* **RECORDS SUPPLIED**
==============================
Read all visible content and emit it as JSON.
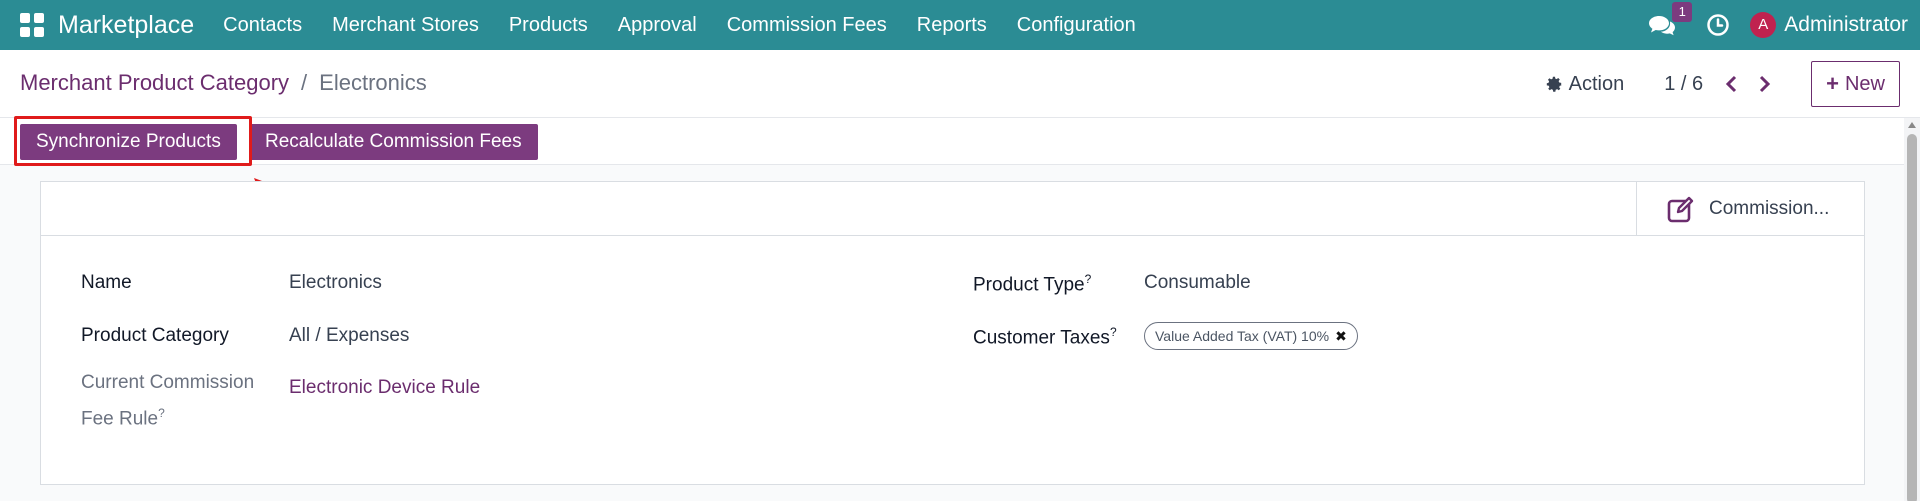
{
  "navbar": {
    "app_name": "Marketplace",
    "menu": [
      "Contacts",
      "Merchant Stores",
      "Products",
      "Approval",
      "Commission Fees",
      "Reports",
      "Configuration"
    ],
    "chat_count": "1",
    "avatar_letter": "A",
    "user_name": "Administrator",
    "bg_color": "#2b8c94"
  },
  "breadcrumb": {
    "parent": "Merchant Product Category",
    "separator": "/",
    "current": "Electronics"
  },
  "control_panel": {
    "action_label": "Action",
    "pager": "1 / 6",
    "new_label": "New"
  },
  "header_buttons": {
    "sync": "Synchronize Products",
    "recalc": "Recalculate Commission Fees",
    "accent_color": "#7c3b7f"
  },
  "stat_button": {
    "label": "Commission..."
  },
  "form": {
    "name_label": "Name",
    "name_value": "Electronics",
    "category_label": "Product Category",
    "category_value": "All / Expenses",
    "rule_label_line1": "Current Commission",
    "rule_label_line2": "Fee Rule",
    "rule_value": "Electronic Device Rule",
    "type_label": "Product Type",
    "type_value": "Consumable",
    "taxes_label": "Customer Taxes",
    "tax_tag": "Value Added Tax (VAT) 10%",
    "help_mark": "?"
  }
}
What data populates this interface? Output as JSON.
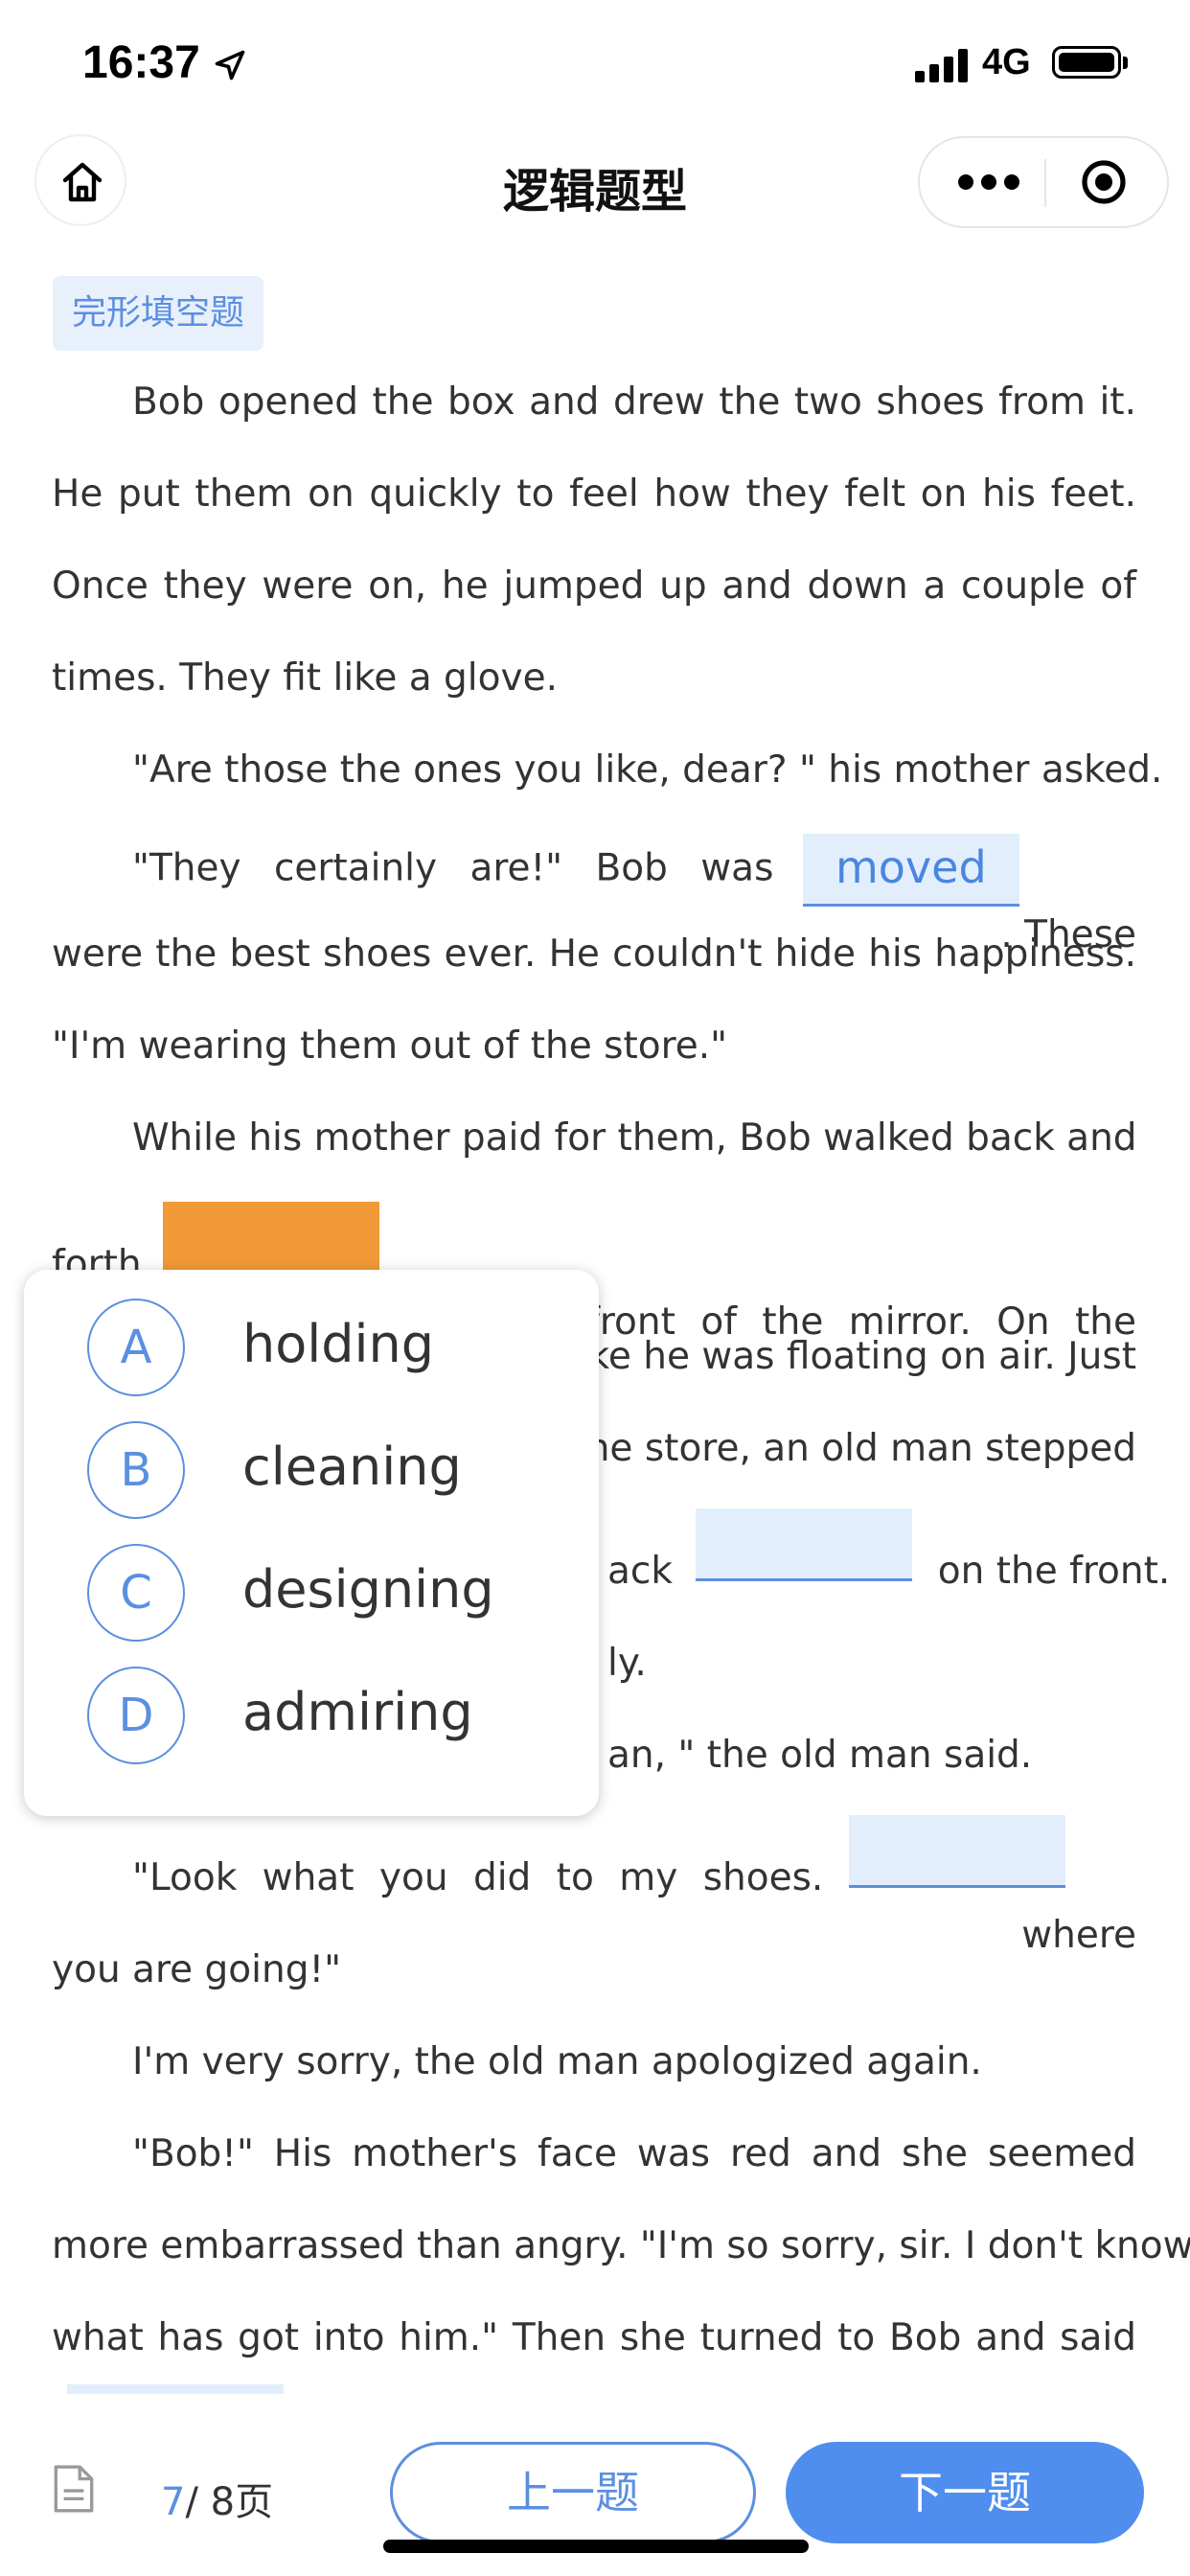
{
  "status_bar": {
    "time": "16:37",
    "network": "4G"
  },
  "nav": {
    "title": "逻辑题型"
  },
  "question_type": "完形填空题",
  "passage": {
    "lines": [
      "Bob opened the box and drew the two shoes from it.",
      "He put them on quickly to feel how they felt on his feet.",
      "Once they were on, he jumped up and down a couple of",
      "times. They fit like a glove.",
      "\"Are those the ones you like, dear? \" his mother asked.",
      "\"They certainly are!\" Bob was",
      ". These",
      "were the best shoes ever. He couldn't hide his happiness.",
      "\"I'm wearing them out of the store.\"",
      "While his mother paid for them, Bob walked back and",
      "forth",
      "his shoes in front of the mirror. On the",
      "ike he was floating on air. Just",
      "ne store, an old man stepped",
      "ack",
      "on the front.",
      "ly.",
      "an, \" the old man said.",
      "\"Look what you did to my shoes.",
      "where",
      "you are going!\"",
      "I'm very sorry, the old man apologized again.",
      "\"Bob!\" His mother's face was red and she seemed",
      "more embarrassed than angry. \"I'm so sorry, sir. I don't know",
      "what has got into him.\" Then she turned to Bob and said"
    ],
    "filled_answer": "moved"
  },
  "options": [
    {
      "letter": "A",
      "text": "holding"
    },
    {
      "letter": "B",
      "text": "cleaning"
    },
    {
      "letter": "C",
      "text": "designing"
    },
    {
      "letter": "D",
      "text": "admiring"
    }
  ],
  "footer": {
    "current_page": "7",
    "total_pages": "/ 8页",
    "prev_label": "上一题",
    "next_label": "下一题"
  },
  "colors": {
    "accent": "#5b8fe0",
    "active_blank": "#f19a37",
    "blank_bg": "#e2eefb",
    "next_button": "#4f8eef"
  }
}
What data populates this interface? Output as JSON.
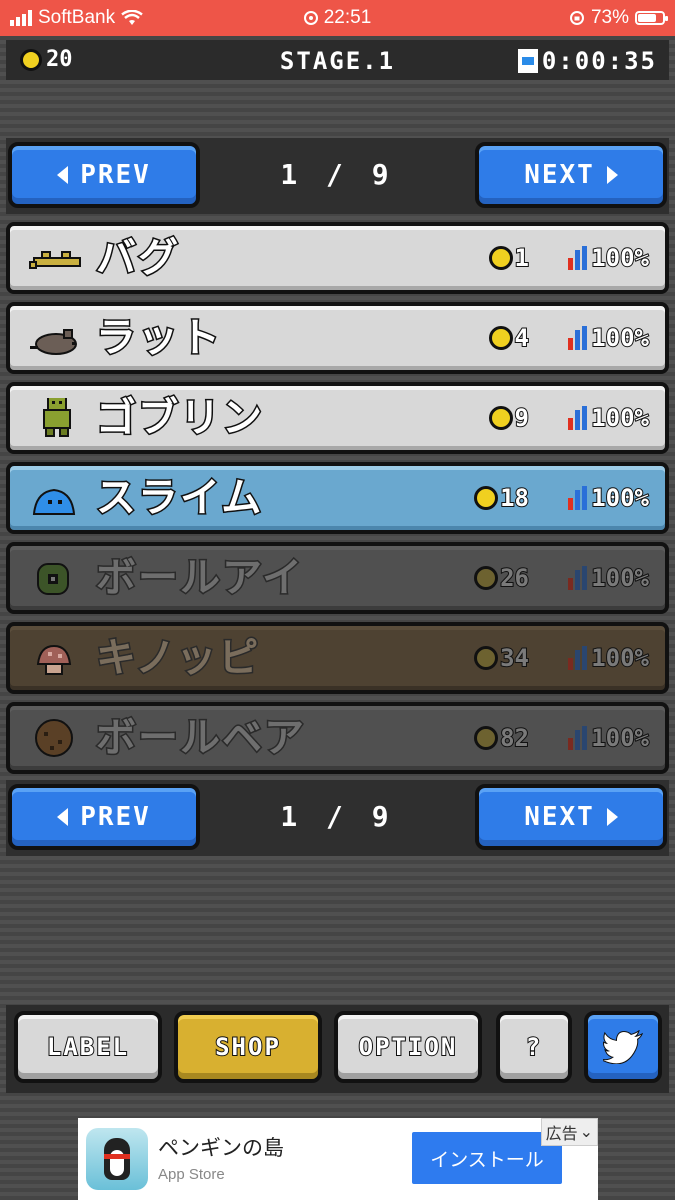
{
  "status_bar": {
    "carrier": "SoftBank",
    "time": "22:51",
    "battery": "73%"
  },
  "hud": {
    "coins": "20",
    "stage": "STAGE.1",
    "timer": "0:00:35"
  },
  "pager": {
    "prev_label": "PREV",
    "next_label": "NEXT",
    "page": "1 / 9"
  },
  "monsters": [
    {
      "name": "バグ",
      "reward": "1",
      "rate": "100%",
      "state": "unlocked",
      "sprite": "bug"
    },
    {
      "name": "ラット",
      "reward": "4",
      "rate": "100%",
      "state": "unlocked",
      "sprite": "rat"
    },
    {
      "name": "ゴブリン",
      "reward": "9",
      "rate": "100%",
      "state": "unlocked",
      "sprite": "goblin"
    },
    {
      "name": "スライム",
      "reward": "18",
      "rate": "100%",
      "state": "selected",
      "sprite": "slime"
    },
    {
      "name": "ボールアイ",
      "reward": "26",
      "rate": "100%",
      "state": "locked",
      "sprite": "ball-eye"
    },
    {
      "name": "キノッピ",
      "reward": "34",
      "rate": "100%",
      "state": "locked",
      "sprite": "mushroom"
    },
    {
      "name": "ボールベア",
      "reward": "82",
      "rate": "100%",
      "state": "locked",
      "sprite": "ball-bear"
    }
  ],
  "menu": {
    "label": "LABEL",
    "shop": "SHOP",
    "option": "OPTION",
    "help": "?"
  },
  "ad": {
    "title": "ペンギンの島",
    "store": "App Store",
    "install": "インストール",
    "tag": "広告"
  },
  "colors": {
    "status_bar": "#ee5548",
    "button_blue": "#2f7ce8",
    "button_gold": "#d8b030",
    "row_selected": "#6aa8cf",
    "coin": "#f0d020"
  }
}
==============================
* **WHAT YOU HAVE TO DO**
Your task is to reproduce all of the material exactly. The pictures stay out.

* **ANSWER TO THIS TASK**
Read all visible content and emit it as JSON.
{
  "navbar": {
    "app_name": "Marketplace",
    "menu": [
      "Contacts",
      "Merchant Stores",
      "Products",
      "Approval",
      "Commission Fees",
      "Reports",
      "Configuration"
    ],
    "chat_count": "1",
    "avatar_letter": "A",
    "user_name": "Administrator",
    "bg_color": "#2b8c94"
  },
  "breadcrumb": {
    "parent": "Merchant Product Category",
    "separator": "/",
    "current": "Electronics"
  },
  "control_panel": {
    "action_label": "Action",
    "pager": "1 / 6",
    "new_label": "New"
  },
  "header_buttons": {
    "sync": "Synchronize Products",
    "recalc": "Recalculate Commission Fees",
    "accent_color": "#7c3b7f"
  },
  "stat_button": {
    "label": "Commission..."
  },
  "form": {
    "name_label": "Name",
    "name_value": "Electronics",
    "category_label": "Product Category",
    "category_value": "All / Expenses",
    "rule_label_line1": "Current Commission",
    "rule_label_line2": "Fee Rule",
    "rule_value": "Electronic Device Rule",
    "type_label": "Product Type",
    "type_value": "Consumable",
    "taxes_label": "Customer Taxes",
    "tax_tag": "Value Added Tax (VAT) 10%",
    "help_mark": "?"
  }
}
What data populates this interface? Output as JSON.
{
  "status_bar": {
    "time": "16:37",
    "network": "4G"
  },
  "nav": {
    "title": "逻辑题型"
  },
  "question_type": "完形填空题",
  "passage": {
    "lines": [
      "Bob opened the box and drew the two shoes from it.",
      "He put them on quickly to feel how they felt on his feet.",
      "Once they were on, he jumped up and down a couple of",
      "times. They fit like a glove.",
      "\"Are those the ones you like, dear? \" his mother asked.",
      "\"They certainly are!\" Bob was",
      ". These",
      "were the best shoes ever. He couldn't hide his happiness.",
      "\"I'm wearing them out of the store.\"",
      "While his mother paid for them, Bob walked back and",
      "forth",
      "his shoes in front of the mirror. On the",
      "ike he was floating on air. Just",
      "ne store, an old man stepped",
      "ack",
      "on the front.",
      "ly.",
      "an, \" the old man said.",
      "\"Look what you did to my shoes.",
      "where",
      "you are going!\"",
      "I'm very sorry, the old man apologized again.",
      "\"Bob!\" His mother's face was red and she seemed",
      "more embarrassed than angry. \"I'm so sorry, sir. I don't know",
      "what has got into him.\" Then she turned to Bob and said"
    ],
    "filled_answer": "moved"
  },
  "options": [
    {
      "letter": "A",
      "text": "holding"
    },
    {
      "letter": "B",
      "text": "cleaning"
    },
    {
      "letter": "C",
      "text": "designing"
    },
    {
      "letter": "D",
      "text": "admiring"
    }
  ],
  "footer": {
    "current_page": "7",
    "total_pages": "/ 8页",
    "prev_label": "上一题",
    "next_label": "下一题"
  },
  "colors": {
    "accent": "#5b8fe0",
    "active_blank": "#f19a37",
    "blank_bg": "#e2eefb",
    "next_button": "#4f8eef"
  }
}
What data populates this interface? Output as JSON.
{
  "status_bar": {
    "carrier": "SoftBank",
    "time": "22:51",
    "battery": "73%"
  },
  "hud": {
    "coins": "20",
    "stage": "STAGE.1",
    "timer": "0:00:35"
  },
  "pager": {
    "prev_label": "PREV",
    "next_label": "NEXT",
    "page": "1 / 9"
  },
  "monsters": [
    {
      "name": "バグ",
      "reward": "1",
      "rate": "100%",
      "state": "unlocked",
      "sprite": "bug"
    },
    {
      "name": "ラット",
      "reward": "4",
      "rate": "100%",
      "state": "unlocked",
      "sprite": "rat"
    },
    {
      "name": "ゴブリン",
      "reward": "9",
      "rate": "100%",
      "state": "unlocked",
      "sprite": "goblin"
    },
    {
      "name": "スライム",
      "reward": "18",
      "rate": "100%",
      "state": "selected",
      "sprite": "slime"
    },
    {
      "name": "ボールアイ",
      "reward": "26",
      "rate": "100%",
      "state": "locked",
      "sprite": "ball-eye"
    },
    {
      "name": "キノッピ",
      "reward": "34",
      "rate": "100%",
      "state": "locked",
      "sprite": "mushroom"
    },
    {
      "name": "ボールベア",
      "reward": "82",
      "rate": "100%",
      "state": "locked",
      "sprite": "ball-bear"
    }
  ],
  "menu": {
    "label": "LABEL",
    "shop": "SHOP",
    "option": "OPTION",
    "help": "?"
  },
  "ad": {
    "title": "ペンギンの島",
    "store": "App Store",
    "install": "インストール",
    "tag": "広告"
  },
  "colors": {
    "status_bar": "#ee5548",
    "button_blue": "#2f7ce8",
    "button_gold": "#d8b030",
    "row_selected": "#6aa8cf",
    "coin": "#f0d020"
  }
}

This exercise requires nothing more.